**Work to complete:**
The entries below should be given again exactly, minus their pictures.
[Start of Provided material]
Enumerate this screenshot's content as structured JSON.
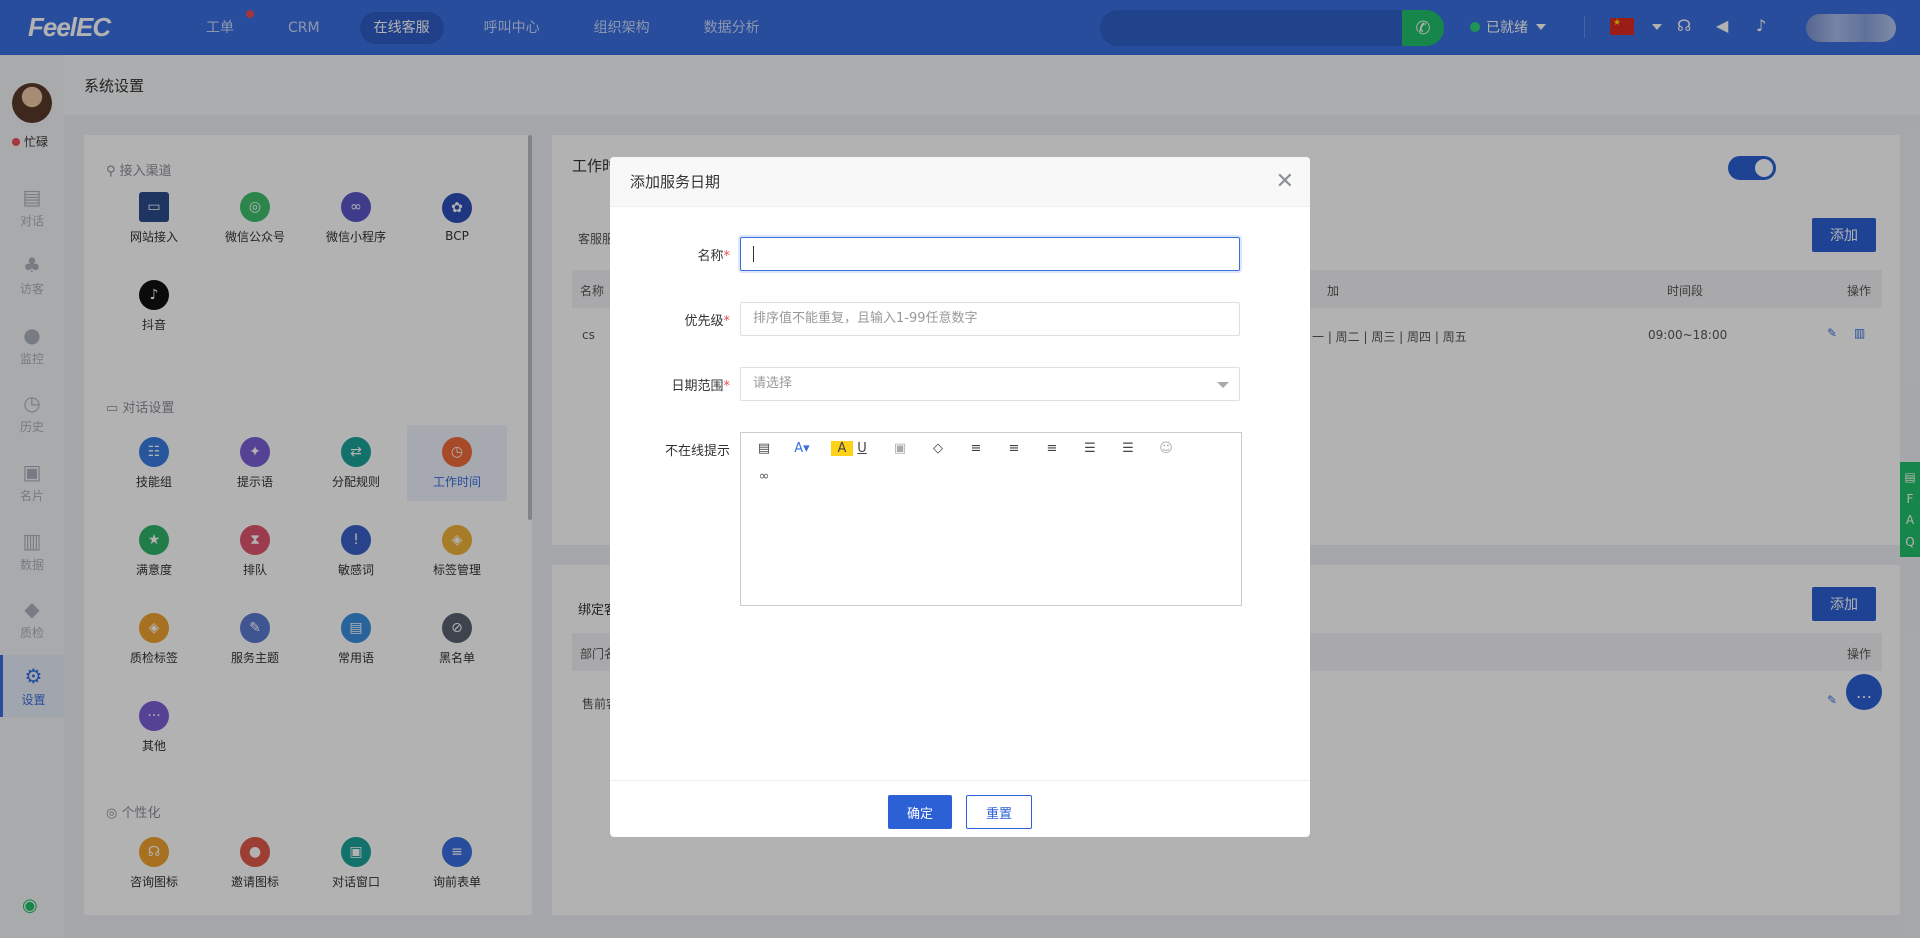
{
  "topbar": {
    "logo": "FeelEC",
    "nav": [
      "工单",
      "CRM",
      "在线客服",
      "呼叫中心",
      "组织架构",
      "数据分析"
    ],
    "active_nav": "在线客服",
    "status": "已就绪"
  },
  "sidebar": {
    "status": "忙碌",
    "items": [
      "对话",
      "访客",
      "监控",
      "历史",
      "名片",
      "数据",
      "质检",
      "设置"
    ],
    "active": "设置"
  },
  "page": {
    "title": "系统设置"
  },
  "left_panel": {
    "sections": [
      {
        "title": "接入渠道",
        "items": [
          "网站接入",
          "微信公众号",
          "微信小程序",
          "BCP",
          "抖音"
        ]
      },
      {
        "title": "对话设置",
        "items": [
          "技能组",
          "提示语",
          "分配规则",
          "工作时间",
          "满意度",
          "排队",
          "敏感词",
          "标签管理",
          "质检标签",
          "服务主题",
          "常用语",
          "黑名单",
          "其他"
        ]
      },
      {
        "title": "个性化",
        "items": [
          "咨询图标",
          "邀请图标",
          "对话窗口",
          "询前表单"
        ]
      }
    ],
    "active_item": "工作时间"
  },
  "right_panel": {
    "section1": {
      "title": "工作时",
      "sub": "客服服",
      "add": "添加",
      "headers": [
        "名称",
        "加",
        "时间段",
        "操作"
      ],
      "row": {
        "name": "cs",
        "days": "一 | 周二 | 周三 | 周四 | 周五",
        "time": "09:00~18:00"
      }
    },
    "section2": {
      "title": "绑定客",
      "add": "添加",
      "headers": [
        "部门名",
        "操作"
      ],
      "row": {
        "name": "售前客"
      }
    }
  },
  "modal": {
    "title": "添加服务日期",
    "fields": {
      "name": {
        "label": "名称",
        "value": ""
      },
      "priority": {
        "label": "优先级",
        "placeholder": "排序值不能重复，且输入1-99任意数字"
      },
      "date_range": {
        "label": "日期范围",
        "placeholder": "请选择"
      },
      "offline_tip": {
        "label": "不在线提示"
      }
    },
    "confirm": "确定",
    "reset": "重置"
  },
  "faq": [
    "F",
    "A",
    "Q"
  ]
}
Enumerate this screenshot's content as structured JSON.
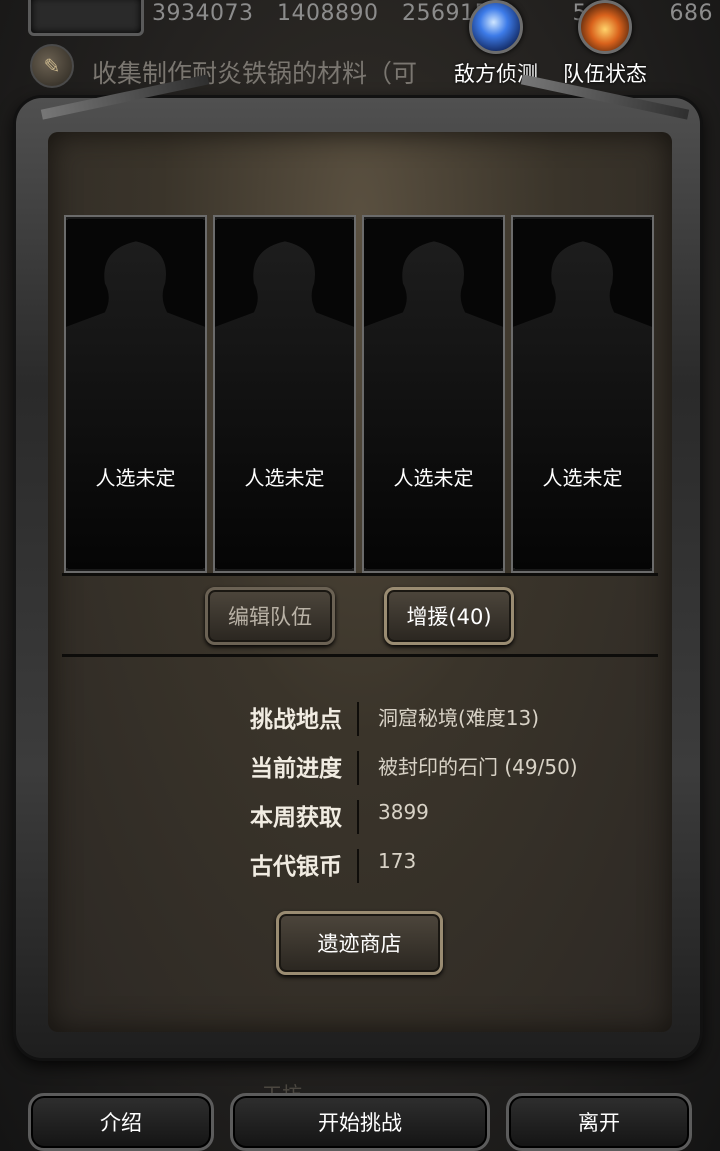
{
  "hud": {
    "stats": [
      "3934073",
      "1408890",
      "256915",
      "504",
      "686"
    ],
    "quest_text": "收集制作耐炎铁锅的材料（",
    "quest_text_tail": "可",
    "enemy_scout_label": "敌方侦测",
    "team_status_label": "队伍状态"
  },
  "slots": [
    {
      "label": "人选未定"
    },
    {
      "label": "人选未定"
    },
    {
      "label": "人选未定"
    },
    {
      "label": "人选未定"
    }
  ],
  "actions": {
    "edit_team": "编辑队伍",
    "reinforce": "增援(40)"
  },
  "info": {
    "location_key": "挑战地点",
    "location_val": "洞窟秘境(难度13)",
    "progress_key": "当前进度",
    "progress_val": "被封印的石门 (49/50)",
    "weekly_key": "本周获取",
    "weekly_val": "3899",
    "coin_key": "古代银币",
    "coin_val": "173"
  },
  "shop_button": "遗迹商店",
  "bottom": {
    "intro": "介绍",
    "start": "开始挑战",
    "leave": "离开"
  },
  "ghost_text": "工坊",
  "colors": {
    "panel_bg": "#3a342a",
    "text_white": "#ffffff",
    "accent_button_border": "#9a8c72"
  }
}
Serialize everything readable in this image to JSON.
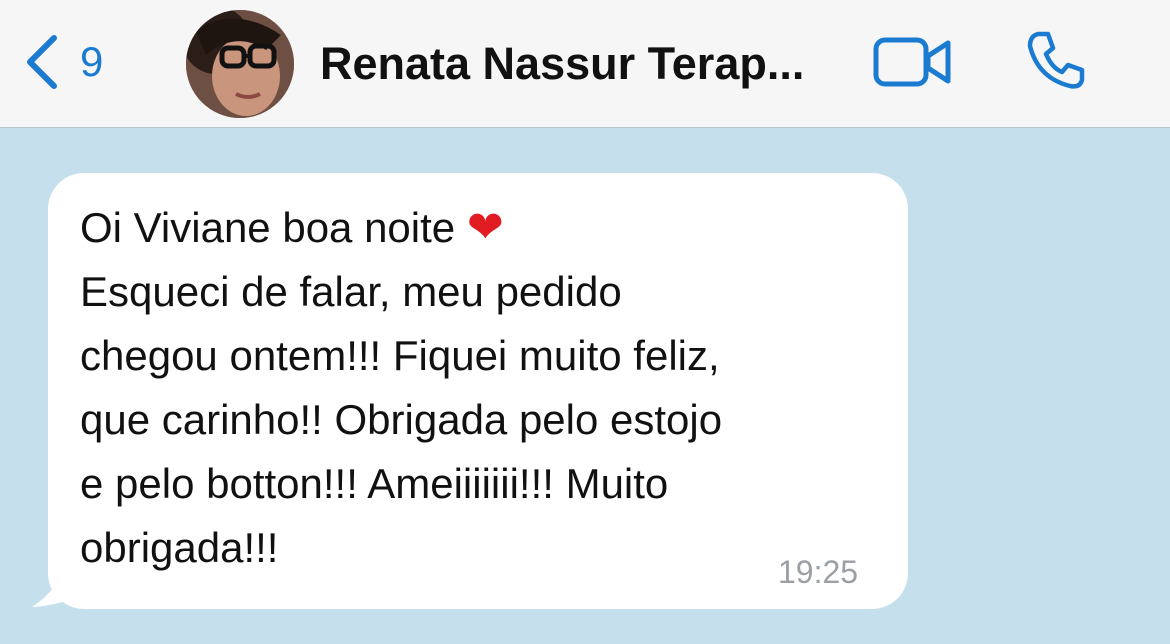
[End of Provided material]
**Exercise answer:**
Enumerate this screenshot's content as structured JSON.
{
  "topbar": {
    "logo": "FeelEC",
    "nav": [
      "工单",
      "CRM",
      "在线客服",
      "呼叫中心",
      "组织架构",
      "数据分析"
    ],
    "active_nav": "在线客服",
    "status": "已就绪"
  },
  "sidebar": {
    "status": "忙碌",
    "items": [
      "对话",
      "访客",
      "监控",
      "历史",
      "名片",
      "数据",
      "质检",
      "设置"
    ],
    "active": "设置"
  },
  "page": {
    "title": "系统设置"
  },
  "left_panel": {
    "sections": [
      {
        "title": "接入渠道",
        "items": [
          "网站接入",
          "微信公众号",
          "微信小程序",
          "BCP",
          "抖音"
        ]
      },
      {
        "title": "对话设置",
        "items": [
          "技能组",
          "提示语",
          "分配规则",
          "工作时间",
          "满意度",
          "排队",
          "敏感词",
          "标签管理",
          "质检标签",
          "服务主题",
          "常用语",
          "黑名单",
          "其他"
        ]
      },
      {
        "title": "个性化",
        "items": [
          "咨询图标",
          "邀请图标",
          "对话窗口",
          "询前表单"
        ]
      }
    ],
    "active_item": "工作时间"
  },
  "right_panel": {
    "section1": {
      "title": "工作时",
      "sub": "客服服",
      "add": "添加",
      "headers": [
        "名称",
        "加",
        "时间段",
        "操作"
      ],
      "row": {
        "name": "cs",
        "days": "一 | 周二 | 周三 | 周四 | 周五",
        "time": "09:00~18:00"
      }
    },
    "section2": {
      "title": "绑定客",
      "add": "添加",
      "headers": [
        "部门名",
        "操作"
      ],
      "row": {
        "name": "售前客"
      }
    }
  },
  "modal": {
    "title": "添加服务日期",
    "fields": {
      "name": {
        "label": "名称",
        "value": ""
      },
      "priority": {
        "label": "优先级",
        "placeholder": "排序值不能重复，且输入1-99任意数字"
      },
      "date_range": {
        "label": "日期范围",
        "placeholder": "请选择"
      },
      "offline_tip": {
        "label": "不在线提示"
      }
    },
    "confirm": "确定",
    "reset": "重置"
  },
  "faq": [
    "F",
    "A",
    "Q"
  ]
}
Enumerate this screenshot's content as structured JSON.
{
  "hud": {
    "stats": [
      "3934073",
      "1408890",
      "256915",
      "504",
      "686"
    ],
    "quest_text": "收集制作耐炎铁锅的材料（",
    "quest_text_tail": "可",
    "enemy_scout_label": "敌方侦测",
    "team_status_label": "队伍状态"
  },
  "slots": [
    {
      "label": "人选未定"
    },
    {
      "label": "人选未定"
    },
    {
      "label": "人选未定"
    },
    {
      "label": "人选未定"
    }
  ],
  "actions": {
    "edit_team": "编辑队伍",
    "reinforce": "增援(40)"
  },
  "info": {
    "location_key": "挑战地点",
    "location_val": "洞窟秘境(难度13)",
    "progress_key": "当前进度",
    "progress_val": "被封印的石门 (49/50)",
    "weekly_key": "本周获取",
    "weekly_val": "3899",
    "coin_key": "古代银币",
    "coin_val": "173"
  },
  "shop_button": "遗迹商店",
  "bottom": {
    "intro": "介绍",
    "start": "开始挑战",
    "leave": "离开"
  },
  "ghost_text": "工坊",
  "colors": {
    "panel_bg": "#3a342a",
    "text_white": "#ffffff",
    "accent_button_border": "#9a8c72"
  }
}
Serialize everything readable in this image to JSON.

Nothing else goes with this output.